Records from a collection of figures:

━━━━━━━━

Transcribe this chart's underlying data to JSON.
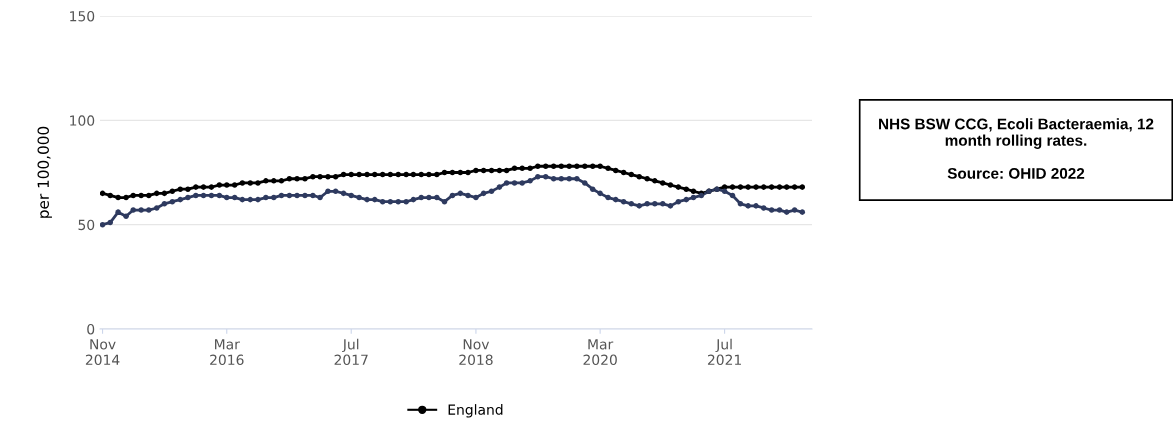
{
  "chart_data": {
    "type": "line",
    "ylabel": "per 100,000",
    "annotations": [
      "NHS BSW CCG, Ecoli Bacteraemia, 12 month rolling rates.\n\nSource: OHID 2022"
    ],
    "xlim": [
      "2014-10-22",
      "2022-06-08"
    ],
    "ylim": [
      0,
      150
    ],
    "yticks": [
      0,
      50,
      100,
      150
    ],
    "xticks": [
      {
        "value": "2014-11",
        "label": "Nov\n2014"
      },
      {
        "value": "2016-03",
        "label": "Mar\n2016"
      },
      {
        "value": "2017-07",
        "label": "Jul\n2017"
      },
      {
        "value": "2018-11",
        "label": "Nov\n2018"
      },
      {
        "value": "2020-03",
        "label": "Mar\n2020"
      },
      {
        "value": "2021-07",
        "label": "Jul\n2021"
      }
    ],
    "grid": "y",
    "legend": "bottom",
    "marker": "circle",
    "line_style": "solid",
    "x": [
      "2014-11",
      "2014-12",
      "2015-01",
      "2015-02",
      "2015-03",
      "2015-04",
      "2015-05",
      "2015-06",
      "2015-07",
      "2015-08",
      "2015-09",
      "2015-10",
      "2015-11",
      "2015-12",
      "2016-01",
      "2016-02",
      "2016-03",
      "2016-04",
      "2016-05",
      "2016-06",
      "2016-07",
      "2016-08",
      "2016-09",
      "2016-10",
      "2016-11",
      "2016-12",
      "2017-01",
      "2017-02",
      "2017-03",
      "2017-04",
      "2017-05",
      "2017-06",
      "2017-07",
      "2017-08",
      "2017-09",
      "2017-10",
      "2017-11",
      "2017-12",
      "2018-01",
      "2018-02",
      "2018-03",
      "2018-04",
      "2018-05",
      "2018-06",
      "2018-07",
      "2018-08",
      "2018-09",
      "2018-10",
      "2018-11",
      "2018-12",
      "2019-01",
      "2019-02",
      "2019-03",
      "2019-04",
      "2019-05",
      "2019-06",
      "2019-07",
      "2019-08",
      "2019-09",
      "2019-10",
      "2019-11",
      "2019-12",
      "2020-01",
      "2020-02",
      "2020-03",
      "2020-04",
      "2020-05",
      "2020-06",
      "2020-07",
      "2020-08",
      "2020-09",
      "2020-10",
      "2020-11",
      "2020-12",
      "2021-01",
      "2021-02",
      "2021-03",
      "2021-04",
      "2021-05",
      "2021-06",
      "2021-07",
      "2021-08",
      "2021-09",
      "2021-10",
      "2021-11",
      "2021-12",
      "2022-01",
      "2022-02",
      "2022-03",
      "2022-04",
      "2022-05"
    ],
    "series": [
      {
        "name": "England",
        "color": "#000000",
        "values": [
          65,
          64,
          63,
          63,
          64,
          64,
          64,
          65,
          65,
          66,
          67,
          67,
          68,
          68,
          68,
          69,
          69,
          69,
          70,
          70,
          70,
          71,
          71,
          71,
          72,
          72,
          72,
          73,
          73,
          73,
          73,
          74,
          74,
          74,
          74,
          74,
          74,
          74,
          74,
          74,
          74,
          74,
          74,
          74,
          75,
          75,
          75,
          75,
          76,
          76,
          76,
          76,
          76,
          77,
          77,
          77,
          78,
          78,
          78,
          78,
          78,
          78,
          78,
          78,
          78,
          77,
          76,
          75,
          74,
          73,
          72,
          71,
          70,
          69,
          68,
          67,
          66,
          65,
          66,
          67,
          68,
          68,
          68,
          68,
          68,
          68,
          68,
          68,
          68,
          68,
          68
        ]
      },
      {
        "color": "#2e3a5f",
        "values": [
          50,
          51,
          56,
          54,
          57,
          57,
          57,
          58,
          60,
          61,
          62,
          63,
          64,
          64,
          64,
          64,
          63,
          63,
          62,
          62,
          62,
          63,
          63,
          64,
          64,
          64,
          64,
          64,
          63,
          66,
          66,
          65,
          64,
          63,
          62,
          62,
          61,
          61,
          61,
          61,
          62,
          63,
          63,
          63,
          61,
          64,
          65,
          64,
          63,
          65,
          66,
          68,
          70,
          70,
          70,
          71,
          73,
          73,
          72,
          72,
          72,
          72,
          70,
          67,
          65,
          63,
          62,
          61,
          60,
          59,
          60,
          60,
          60,
          59,
          61,
          62,
          63,
          64,
          66,
          67,
          66,
          64,
          60,
          59,
          59,
          58,
          57,
          57,
          56,
          57,
          56
        ]
      }
    ]
  }
}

━━━━━━━━

Write the listing above out again exactly, dropping each image.

#### [ANSWER TO THE PROBLEM]
Transcribe this chart's underlying data to JSON.
{
  "chart_data": {
    "type": "line",
    "ylabel": "per 100,000",
    "annotations": [
      "NHS BSW CCG, Ecoli Bacteraemia, 12 month rolling rates.\n\nSource: OHID 2022"
    ],
    "xlim": [
      "2014-10-22",
      "2022-06-08"
    ],
    "ylim": [
      0,
      150
    ],
    "yticks": [
      0,
      50,
      100,
      150
    ],
    "xticks": [
      {
        "value": "2014-11",
        "label": "Nov\n2014"
      },
      {
        "value": "2016-03",
        "label": "Mar\n2016"
      },
      {
        "value": "2017-07",
        "label": "Jul\n2017"
      },
      {
        "value": "2018-11",
        "label": "Nov\n2018"
      },
      {
        "value": "2020-03",
        "label": "Mar\n2020"
      },
      {
        "value": "2021-07",
        "label": "Jul\n2021"
      }
    ],
    "grid": "y",
    "legend": "bottom",
    "marker": "circle",
    "line_style": "solid",
    "x": [
      "2014-11",
      "2014-12",
      "2015-01",
      "2015-02",
      "2015-03",
      "2015-04",
      "2015-05",
      "2015-06",
      "2015-07",
      "2015-08",
      "2015-09",
      "2015-10",
      "2015-11",
      "2015-12",
      "2016-01",
      "2016-02",
      "2016-03",
      "2016-04",
      "2016-05",
      "2016-06",
      "2016-07",
      "2016-08",
      "2016-09",
      "2016-10",
      "2016-11",
      "2016-12",
      "2017-01",
      "2017-02",
      "2017-03",
      "2017-04",
      "2017-05",
      "2017-06",
      "2017-07",
      "2017-08",
      "2017-09",
      "2017-10",
      "2017-11",
      "2017-12",
      "2018-01",
      "2018-02",
      "2018-03",
      "2018-04",
      "2018-05",
      "2018-06",
      "2018-07",
      "2018-08",
      "2018-09",
      "2018-10",
      "2018-11",
      "2018-12",
      "2019-01",
      "2019-02",
      "2019-03",
      "2019-04",
      "2019-05",
      "2019-06",
      "2019-07",
      "2019-08",
      "2019-09",
      "2019-10",
      "2019-11",
      "2019-12",
      "2020-01",
      "2020-02",
      "2020-03",
      "2020-04",
      "2020-05",
      "2020-06",
      "2020-07",
      "2020-08",
      "2020-09",
      "2020-10",
      "2020-11",
      "2020-12",
      "2021-01",
      "2021-02",
      "2021-03",
      "2021-04",
      "2021-05",
      "2021-06",
      "2021-07",
      "2021-08",
      "2021-09",
      "2021-10",
      "2021-11",
      "2021-12",
      "2022-01",
      "2022-02",
      "2022-03",
      "2022-04",
      "2022-05"
    ],
    "series": [
      {
        "name": "England",
        "color": "#000000",
        "values": [
          65,
          64,
          63,
          63,
          64,
          64,
          64,
          65,
          65,
          66,
          67,
          67,
          68,
          68,
          68,
          69,
          69,
          69,
          70,
          70,
          70,
          71,
          71,
          71,
          72,
          72,
          72,
          73,
          73,
          73,
          73,
          74,
          74,
          74,
          74,
          74,
          74,
          74,
          74,
          74,
          74,
          74,
          74,
          74,
          75,
          75,
          75,
          75,
          76,
          76,
          76,
          76,
          76,
          77,
          77,
          77,
          78,
          78,
          78,
          78,
          78,
          78,
          78,
          78,
          78,
          77,
          76,
          75,
          74,
          73,
          72,
          71,
          70,
          69,
          68,
          67,
          66,
          65,
          66,
          67,
          68,
          68,
          68,
          68,
          68,
          68,
          68,
          68,
          68,
          68,
          68
        ]
      },
      {
        "color": "#2e3a5f",
        "values": [
          50,
          51,
          56,
          54,
          57,
          57,
          57,
          58,
          60,
          61,
          62,
          63,
          64,
          64,
          64,
          64,
          63,
          63,
          62,
          62,
          62,
          63,
          63,
          64,
          64,
          64,
          64,
          64,
          63,
          66,
          66,
          65,
          64,
          63,
          62,
          62,
          61,
          61,
          61,
          61,
          62,
          63,
          63,
          63,
          61,
          64,
          65,
          64,
          63,
          65,
          66,
          68,
          70,
          70,
          70,
          71,
          73,
          73,
          72,
          72,
          72,
          72,
          70,
          67,
          65,
          63,
          62,
          61,
          60,
          59,
          60,
          60,
          60,
          59,
          61,
          62,
          63,
          64,
          66,
          67,
          66,
          64,
          60,
          59,
          59,
          58,
          57,
          57,
          56,
          57,
          56
        ]
      }
    ]
  }
}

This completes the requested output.